Salmo 113A

Cuando Israel salió de Egipto

«Os pido, pues, hermanos, por la misericordia de Dios, que os ofrezcáis como sacrificio vivo, santo y agradable a Dios... No os acomodéis a los criterios de este mundo» (Rom 12,1 ss).

 

Presentación

El salmo 113A (vv. 1-8) corresponde al hebreo 114. Se trata de un himno que canta los acontecimientos de la Pascua judía. Pertenece al primer canto del Hall, que celebra el acontecimiento fundamental de la historia de Israel, su elección y constitución como pueblo de Dios (cf. Ex 14; Jos 3). Nos encontramos ante un maravilloso compendio de la teología del éxodo y ante una obra maestra de gran belleza literaria. Lo cantan los judíos en sus fiestas principales, y especialmente en la cena pascual, haciendo presente el don de la liberación de todo tipo de esclavitud. El salmo se divide en cuatro estrofas:

– vv. 1-2: canto del éxodo de la tierra de esclavitud;

vv. 3-4: canto del mar, del Jordán, del monte Sinaí;

– vv. 5-6: canto al mar, a los ríos, a los montes;

– vv. 7-8: canto de la teofanía o de la transformación del desierto.

Trabajo solicitado
a: Repite literalmente el pasaje del comentario del salmo 113A desde «Presentación» hasta «transformación del desierto.», ambos incluidos.
b: Resume en menos palabras el párrafo del comentario del salmo 113A que empieza «El salmo 113A (vv. 1-8) corresponde», conservando sus datos principales.
El listado no interviene en nada de esto.

Datos proporcionados

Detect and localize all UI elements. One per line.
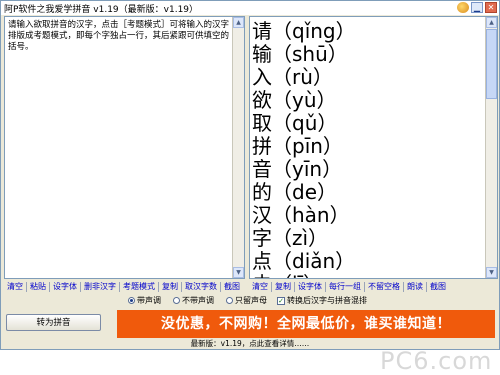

Soluciones propuestas
a:
Presentación

El salmo 113A (vv. 1-8) corresponde al hebreo 114. Se trata de un himno que canta los acontecimientos de la Pascua judía. Pertenece al primer canto del Hall, que celebra el acontecimiento fundamental de la historia de Israel, su elección y constitución como pueblo de Dios (cf. Ex 14; Jos 3). Nos encontramos ante un maravilloso compendio de la teología del éxodo y ante una obra maestra de gran belleza literaria. Lo cantan los judíos en sus fiestas principales, y especialmente en la cena pascual, haciendo presente el don de la liberación de todo tipo de esclavitud. El salmo se divide en cuatro estrofas:

– vv. 1-2: canto del éxodo de la tierra de esclavitud;

vv. 3-4: canto del mar, del Jordán, del monte Sinaí;

– vv. 5-6: canto al mar, a los ríos, a los montes;

– vv. 7-8: canto de la teofanía o de la transformación del desierto.

b: El salmo 113A (vv. 1-8), que equivale al 114 hebreo, es un himno sobre la Pascua judía. Forma parte del primer canto del Hall, que celebra la elección de Israel y su constitución como pueblo de Dios (cf. Ex 14; Jos 3). Es un compendio de la teología del éxodo y una obra de gran belleza literaria. Los judíos lo cantan en sus fiestas principales, sobre todo en la cena pascual, para hacer presente la liberación de toda esclavitud. Se divide en cuatro estrofas.